» Objective:
Looking at the listing beneath, work out how many lines hold "находим" and report only that figure.

---------- Dataset extract

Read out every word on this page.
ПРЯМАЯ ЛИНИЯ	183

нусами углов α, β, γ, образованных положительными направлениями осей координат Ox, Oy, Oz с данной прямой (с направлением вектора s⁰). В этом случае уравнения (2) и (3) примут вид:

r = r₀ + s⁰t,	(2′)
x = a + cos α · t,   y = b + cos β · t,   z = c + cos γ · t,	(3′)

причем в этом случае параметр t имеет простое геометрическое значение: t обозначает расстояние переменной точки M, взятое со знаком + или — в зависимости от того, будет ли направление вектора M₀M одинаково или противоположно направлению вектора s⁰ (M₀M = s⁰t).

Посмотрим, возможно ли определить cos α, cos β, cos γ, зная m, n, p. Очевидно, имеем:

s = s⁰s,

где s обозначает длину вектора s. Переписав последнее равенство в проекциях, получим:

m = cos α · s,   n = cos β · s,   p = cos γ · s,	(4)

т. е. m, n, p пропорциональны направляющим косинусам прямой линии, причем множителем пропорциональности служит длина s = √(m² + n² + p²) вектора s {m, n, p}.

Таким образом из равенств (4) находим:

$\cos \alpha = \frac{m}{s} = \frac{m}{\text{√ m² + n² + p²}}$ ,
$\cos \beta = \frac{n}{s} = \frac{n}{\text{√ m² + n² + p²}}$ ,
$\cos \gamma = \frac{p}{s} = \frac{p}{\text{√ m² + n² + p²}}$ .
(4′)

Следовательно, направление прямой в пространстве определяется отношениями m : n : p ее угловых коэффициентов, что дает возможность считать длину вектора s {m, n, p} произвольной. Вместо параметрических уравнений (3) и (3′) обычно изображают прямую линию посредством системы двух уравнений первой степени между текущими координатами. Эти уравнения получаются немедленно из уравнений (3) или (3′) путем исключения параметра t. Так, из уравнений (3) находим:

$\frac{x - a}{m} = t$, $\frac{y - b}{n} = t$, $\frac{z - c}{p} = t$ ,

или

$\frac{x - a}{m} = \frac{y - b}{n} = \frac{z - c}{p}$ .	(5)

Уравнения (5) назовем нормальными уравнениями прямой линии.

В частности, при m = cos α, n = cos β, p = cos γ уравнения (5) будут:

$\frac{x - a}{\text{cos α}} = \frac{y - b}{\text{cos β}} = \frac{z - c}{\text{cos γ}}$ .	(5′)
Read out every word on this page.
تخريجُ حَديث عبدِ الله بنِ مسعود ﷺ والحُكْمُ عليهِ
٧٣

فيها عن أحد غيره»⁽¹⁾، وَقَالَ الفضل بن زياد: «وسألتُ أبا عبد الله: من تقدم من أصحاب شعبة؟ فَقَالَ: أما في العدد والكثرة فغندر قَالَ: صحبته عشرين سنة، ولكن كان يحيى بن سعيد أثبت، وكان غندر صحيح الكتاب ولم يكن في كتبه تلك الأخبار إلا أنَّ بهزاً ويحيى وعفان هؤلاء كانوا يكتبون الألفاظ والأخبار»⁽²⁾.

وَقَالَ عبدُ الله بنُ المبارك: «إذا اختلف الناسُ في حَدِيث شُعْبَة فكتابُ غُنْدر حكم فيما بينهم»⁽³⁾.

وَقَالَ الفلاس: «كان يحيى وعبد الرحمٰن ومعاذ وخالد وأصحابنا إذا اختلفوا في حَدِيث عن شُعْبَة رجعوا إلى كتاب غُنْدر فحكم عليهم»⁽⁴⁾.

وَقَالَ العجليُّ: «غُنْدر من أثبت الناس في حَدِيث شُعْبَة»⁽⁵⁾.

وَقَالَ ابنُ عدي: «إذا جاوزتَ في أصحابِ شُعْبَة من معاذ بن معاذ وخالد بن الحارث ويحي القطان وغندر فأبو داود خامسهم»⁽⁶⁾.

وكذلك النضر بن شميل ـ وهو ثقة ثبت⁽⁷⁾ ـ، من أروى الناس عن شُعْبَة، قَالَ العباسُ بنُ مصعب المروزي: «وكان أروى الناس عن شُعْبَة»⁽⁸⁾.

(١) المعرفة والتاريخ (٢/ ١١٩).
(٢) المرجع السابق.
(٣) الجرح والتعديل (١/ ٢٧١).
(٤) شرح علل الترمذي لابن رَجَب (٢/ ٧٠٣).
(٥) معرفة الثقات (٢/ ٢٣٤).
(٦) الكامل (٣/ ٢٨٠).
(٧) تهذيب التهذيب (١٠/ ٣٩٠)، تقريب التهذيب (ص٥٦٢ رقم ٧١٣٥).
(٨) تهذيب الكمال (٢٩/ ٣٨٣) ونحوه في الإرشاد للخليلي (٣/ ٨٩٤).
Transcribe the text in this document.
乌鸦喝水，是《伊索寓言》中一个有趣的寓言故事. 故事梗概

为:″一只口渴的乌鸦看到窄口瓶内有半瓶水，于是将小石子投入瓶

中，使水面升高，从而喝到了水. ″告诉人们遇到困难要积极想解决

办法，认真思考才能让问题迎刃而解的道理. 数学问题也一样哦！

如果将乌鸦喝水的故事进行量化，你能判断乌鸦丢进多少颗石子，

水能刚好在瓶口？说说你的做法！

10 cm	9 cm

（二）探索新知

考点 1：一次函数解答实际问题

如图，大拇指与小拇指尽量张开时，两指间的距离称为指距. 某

--------------------

» Right answer:
2